[Dataset rows about figures]
— Begin —

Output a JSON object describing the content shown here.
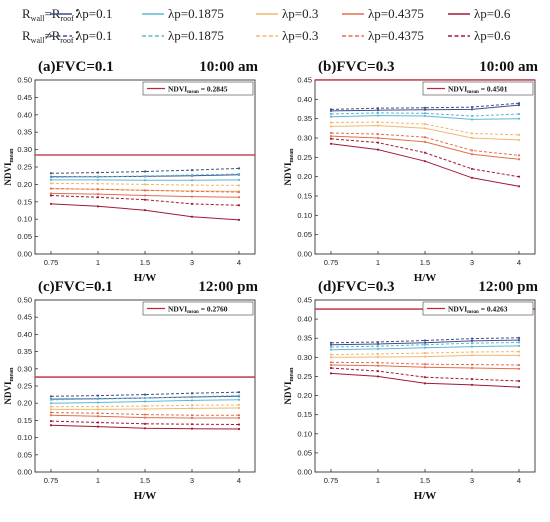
{
  "legend": {
    "row_labels": [
      {
        "main": "R",
        "sub1": "wall",
        "rel": "=R",
        "sub2": "roof",
        "colon": "："
      },
      {
        "main": "R",
        "sub1": "wall",
        "rel": "≠R",
        "sub2": "roof",
        "colon": "："
      }
    ],
    "entries": [
      "λp=0.1",
      "λp=0.1875",
      "λp=0.3",
      "λp=0.4375",
      "λp=0.6"
    ],
    "colors": [
      "#3f4f8a",
      "#5fb7d6",
      "#f2b86e",
      "#e36f4e",
      "#a01a35"
    ],
    "styles": [
      "solid",
      "dashed"
    ]
  },
  "ref_color": "#c0263a",
  "chart_data": [
    {
      "type": "line",
      "title_left": "(a)FVC=0.1",
      "title_right": "10:00 am",
      "ylabel_main": "NDVI",
      "ylabel_sub": "mean",
      "xlabel": "H/W",
      "categories": [
        "0.75",
        "1",
        "1.5",
        "3",
        "4"
      ],
      "ylim": [
        0,
        0.5
      ],
      "yticks": [
        "0.00",
        "0.05",
        "0.10",
        "0.15",
        "0.20",
        "0.25",
        "0.30",
        "0.35",
        "0.40",
        "0.45",
        "0.50"
      ],
      "ref_line": {
        "main": "NDVI",
        "sub": "mean",
        "value_text": " = 0.2845",
        "value": 0.2845
      },
      "series": [
        {
          "style": "solid",
          "values": [
            0.222,
            0.222,
            0.223,
            0.225,
            0.228
          ]
        },
        {
          "style": "solid",
          "values": [
            0.213,
            0.213,
            0.212,
            0.212,
            0.213
          ]
        },
        {
          "style": "solid",
          "values": [
            0.188,
            0.186,
            0.183,
            0.181,
            0.18
          ]
        },
        {
          "style": "solid",
          "values": [
            0.174,
            0.172,
            0.168,
            0.165,
            0.163
          ]
        },
        {
          "style": "solid",
          "values": [
            0.144,
            0.137,
            0.126,
            0.107,
            0.098
          ]
        },
        {
          "style": "dashed",
          "values": [
            0.232,
            0.234,
            0.237,
            0.241,
            0.246
          ]
        },
        {
          "style": "dashed",
          "values": [
            0.22,
            0.222,
            0.224,
            0.227,
            0.23
          ]
        },
        {
          "style": "dashed",
          "values": [
            0.203,
            0.202,
            0.2,
            0.198,
            0.197
          ]
        },
        {
          "style": "dashed",
          "values": [
            0.188,
            0.186,
            0.183,
            0.18,
            0.178
          ]
        },
        {
          "style": "dashed",
          "values": [
            0.168,
            0.163,
            0.156,
            0.144,
            0.14
          ]
        }
      ]
    },
    {
      "type": "line",
      "title_left": "(b)FVC=0.3",
      "title_right": "10:00 am",
      "ylabel_main": "NDVI",
      "ylabel_sub": "mean",
      "xlabel": "H/W",
      "categories": [
        "0.75",
        "1",
        "1.5",
        "3",
        "4"
      ],
      "ylim": [
        0,
        0.45
      ],
      "yticks": [
        "0.00",
        "0.05",
        "0.10",
        "0.15",
        "0.20",
        "0.25",
        "0.30",
        "0.35",
        "0.40",
        "0.45"
      ],
      "ref_line": {
        "main": "NDVI",
        "sub": "mean",
        "value_text": " = 0.4501",
        "value": 0.4501
      },
      "series": [
        {
          "style": "solid",
          "values": [
            0.37,
            0.372,
            0.373,
            0.374,
            0.385
          ]
        },
        {
          "style": "solid",
          "values": [
            0.355,
            0.358,
            0.357,
            0.348,
            0.35
          ]
        },
        {
          "style": "solid",
          "values": [
            0.33,
            0.332,
            0.325,
            0.3,
            0.295
          ]
        },
        {
          "style": "solid",
          "values": [
            0.305,
            0.3,
            0.29,
            0.258,
            0.245
          ]
        },
        {
          "style": "solid",
          "values": [
            0.285,
            0.27,
            0.24,
            0.197,
            0.175
          ]
        },
        {
          "style": "dashed",
          "values": [
            0.374,
            0.377,
            0.378,
            0.38,
            0.39
          ]
        },
        {
          "style": "dashed",
          "values": [
            0.362,
            0.365,
            0.364,
            0.357,
            0.362
          ]
        },
        {
          "style": "dashed",
          "values": [
            0.34,
            0.341,
            0.336,
            0.312,
            0.308
          ]
        },
        {
          "style": "dashed",
          "values": [
            0.313,
            0.31,
            0.302,
            0.268,
            0.255
          ]
        },
        {
          "style": "dashed",
          "values": [
            0.298,
            0.288,
            0.262,
            0.22,
            0.2
          ]
        }
      ]
    },
    {
      "type": "line",
      "title_left": "(c)FVC=0.1",
      "title_right": "12:00 pm",
      "ylabel_main": "NDVI",
      "ylabel_sub": "mean",
      "xlabel": "H/W",
      "categories": [
        "0.75",
        "1",
        "1.5",
        "3",
        "4"
      ],
      "ylim": [
        0,
        0.5
      ],
      "yticks": [
        "0.00",
        "0.05",
        "0.10",
        "0.15",
        "0.20",
        "0.25",
        "0.30",
        "0.35",
        "0.40",
        "0.45",
        "0.50"
      ],
      "ref_line": {
        "main": "NDVI",
        "sub": "mean",
        "value_text": " = 0.2760",
        "value": 0.276
      },
      "series": [
        {
          "style": "solid",
          "values": [
            0.212,
            0.213,
            0.215,
            0.218,
            0.22
          ]
        },
        {
          "style": "solid",
          "values": [
            0.2,
            0.202,
            0.205,
            0.208,
            0.21
          ]
        },
        {
          "style": "solid",
          "values": [
            0.182,
            0.182,
            0.183,
            0.185,
            0.186
          ]
        },
        {
          "style": "solid",
          "values": [
            0.165,
            0.162,
            0.158,
            0.157,
            0.157
          ]
        },
        {
          "style": "solid",
          "values": [
            0.136,
            0.132,
            0.127,
            0.126,
            0.125
          ]
        },
        {
          "style": "dashed",
          "values": [
            0.22,
            0.222,
            0.225,
            0.229,
            0.232
          ]
        },
        {
          "style": "dashed",
          "values": [
            0.21,
            0.212,
            0.215,
            0.219,
            0.222
          ]
        },
        {
          "style": "dashed",
          "values": [
            0.19,
            0.19,
            0.192,
            0.194,
            0.195
          ]
        },
        {
          "style": "dashed",
          "values": [
            0.173,
            0.171,
            0.167,
            0.165,
            0.165
          ]
        },
        {
          "style": "dashed",
          "values": [
            0.148,
            0.144,
            0.14,
            0.139,
            0.138
          ]
        }
      ]
    },
    {
      "type": "line",
      "title_left": "(d)FVC=0.3",
      "title_right": "12:00 pm",
      "ylabel_main": "NDVI",
      "ylabel_sub": "mean",
      "xlabel": "H/W",
      "categories": [
        "0.75",
        "1",
        "1.5",
        "3",
        "4"
      ],
      "ylim": [
        0,
        0.45
      ],
      "yticks": [
        "0.00",
        "0.05",
        "0.10",
        "0.15",
        "0.20",
        "0.25",
        "0.30",
        "0.35",
        "0.40",
        "0.45"
      ],
      "ref_line": {
        "main": "NDVI",
        "sub": "mean",
        "value_text": " = 0.4263",
        "value": 0.4263
      },
      "series": [
        {
          "style": "solid",
          "values": [
            0.333,
            0.335,
            0.338,
            0.343,
            0.345
          ]
        },
        {
          "style": "solid",
          "values": [
            0.32,
            0.322,
            0.325,
            0.328,
            0.33
          ]
        },
        {
          "style": "solid",
          "values": [
            0.3,
            0.301,
            0.302,
            0.305,
            0.305
          ]
        },
        {
          "style": "solid",
          "values": [
            0.28,
            0.278,
            0.274,
            0.272,
            0.27
          ]
        },
        {
          "style": "solid",
          "values": [
            0.258,
            0.25,
            0.232,
            0.228,
            0.222
          ]
        },
        {
          "style": "dashed",
          "values": [
            0.338,
            0.34,
            0.344,
            0.349,
            0.351
          ]
        },
        {
          "style": "dashed",
          "values": [
            0.327,
            0.329,
            0.333,
            0.337,
            0.339
          ]
        },
        {
          "style": "dashed",
          "values": [
            0.307,
            0.309,
            0.311,
            0.314,
            0.315
          ]
        },
        {
          "style": "dashed",
          "values": [
            0.287,
            0.286,
            0.282,
            0.281,
            0.28
          ]
        },
        {
          "style": "dashed",
          "values": [
            0.272,
            0.264,
            0.248,
            0.243,
            0.238
          ]
        }
      ]
    }
  ]
}
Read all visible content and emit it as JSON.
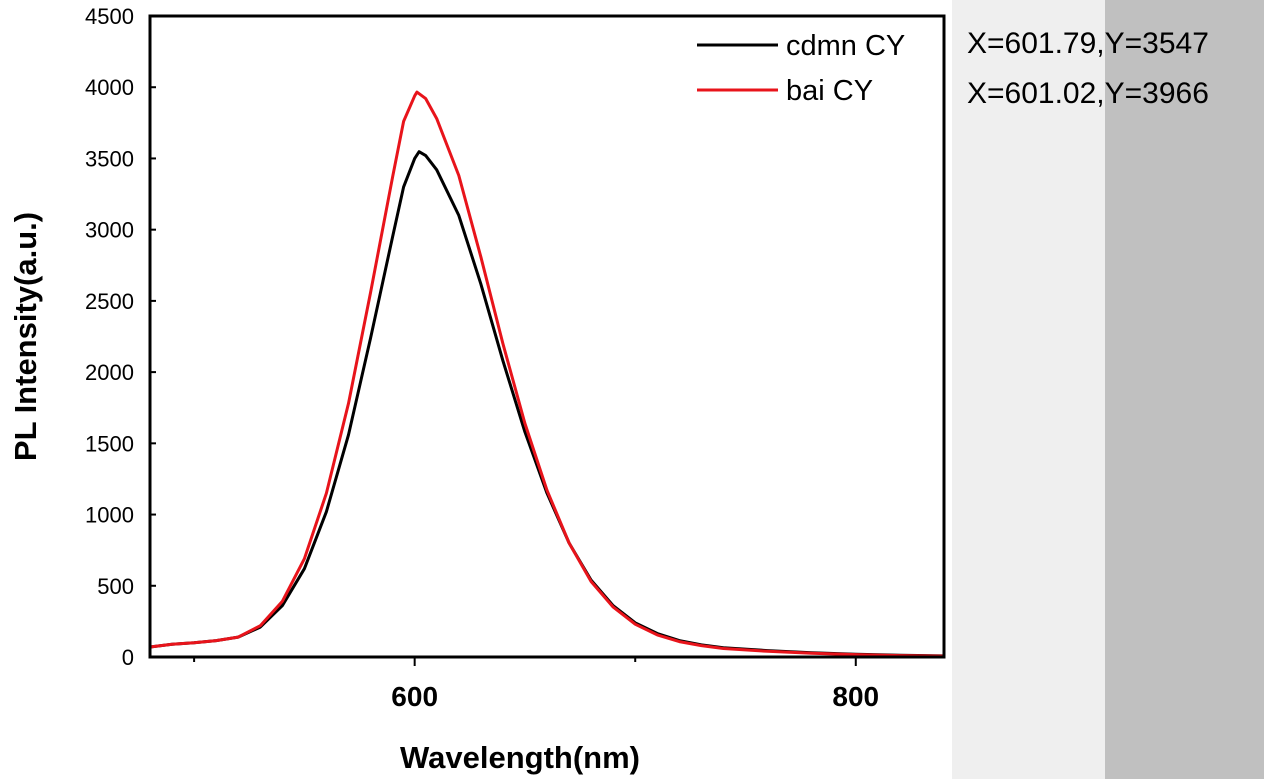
{
  "chart_data": {
    "type": "line",
    "title": "",
    "xlabel": "Wavelength(nm)",
    "ylabel": "PL Intensity(a.u.)",
    "xlim": [
      480,
      840
    ],
    "ylim": [
      0,
      4500
    ],
    "x_ticks": [
      600,
      800
    ],
    "x_minor_ticks": [
      500,
      700
    ],
    "y_ticks": [
      0,
      500,
      1000,
      1500,
      2000,
      2500,
      3000,
      3500,
      4000,
      4500
    ],
    "grid": false,
    "legend_position": "top-right",
    "series": [
      {
        "name": "cdmn CY",
        "color": "#000000",
        "points": [
          [
            480,
            70
          ],
          [
            490,
            90
          ],
          [
            500,
            100
          ],
          [
            510,
            115
          ],
          [
            520,
            140
          ],
          [
            530,
            210
          ],
          [
            540,
            360
          ],
          [
            550,
            620
          ],
          [
            560,
            1020
          ],
          [
            570,
            1560
          ],
          [
            580,
            2240
          ],
          [
            590,
            2950
          ],
          [
            595,
            3300
          ],
          [
            600,
            3500
          ],
          [
            602,
            3547
          ],
          [
            605,
            3520
          ],
          [
            610,
            3420
          ],
          [
            620,
            3100
          ],
          [
            630,
            2620
          ],
          [
            640,
            2080
          ],
          [
            650,
            1580
          ],
          [
            660,
            1150
          ],
          [
            670,
            800
          ],
          [
            680,
            540
          ],
          [
            690,
            360
          ],
          [
            700,
            240
          ],
          [
            710,
            165
          ],
          [
            720,
            115
          ],
          [
            730,
            85
          ],
          [
            740,
            65
          ],
          [
            760,
            45
          ],
          [
            780,
            30
          ],
          [
            800,
            20
          ],
          [
            820,
            12
          ],
          [
            840,
            8
          ]
        ]
      },
      {
        "name": "bai CY",
        "color": "#e8141b",
        "points": [
          [
            480,
            70
          ],
          [
            490,
            90
          ],
          [
            500,
            100
          ],
          [
            510,
            115
          ],
          [
            520,
            140
          ],
          [
            530,
            220
          ],
          [
            540,
            390
          ],
          [
            550,
            690
          ],
          [
            560,
            1150
          ],
          [
            570,
            1780
          ],
          [
            580,
            2560
          ],
          [
            590,
            3370
          ],
          [
            595,
            3760
          ],
          [
            600,
            3940
          ],
          [
            601,
            3966
          ],
          [
            605,
            3920
          ],
          [
            610,
            3780
          ],
          [
            620,
            3380
          ],
          [
            630,
            2810
          ],
          [
            640,
            2200
          ],
          [
            650,
            1640
          ],
          [
            660,
            1170
          ],
          [
            670,
            800
          ],
          [
            680,
            530
          ],
          [
            690,
            350
          ],
          [
            700,
            230
          ],
          [
            710,
            155
          ],
          [
            720,
            108
          ],
          [
            730,
            80
          ],
          [
            740,
            60
          ],
          [
            760,
            40
          ],
          [
            780,
            26
          ],
          [
            800,
            17
          ],
          [
            820,
            10
          ],
          [
            840,
            6
          ]
        ]
      }
    ],
    "annotations": [
      "X=601.79,Y=3547",
      "X=601.02,Y=3966"
    ]
  },
  "readouts": [
    "X=601.79,Y=3547",
    "X=601.02,Y=3966"
  ],
  "colors": {
    "panel_light": "#efefef",
    "panel_dark": "#c0c0c0"
  }
}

— End —

• What the exercise asks
Give only the count of lines in which the string "content" appears.

• Task response
2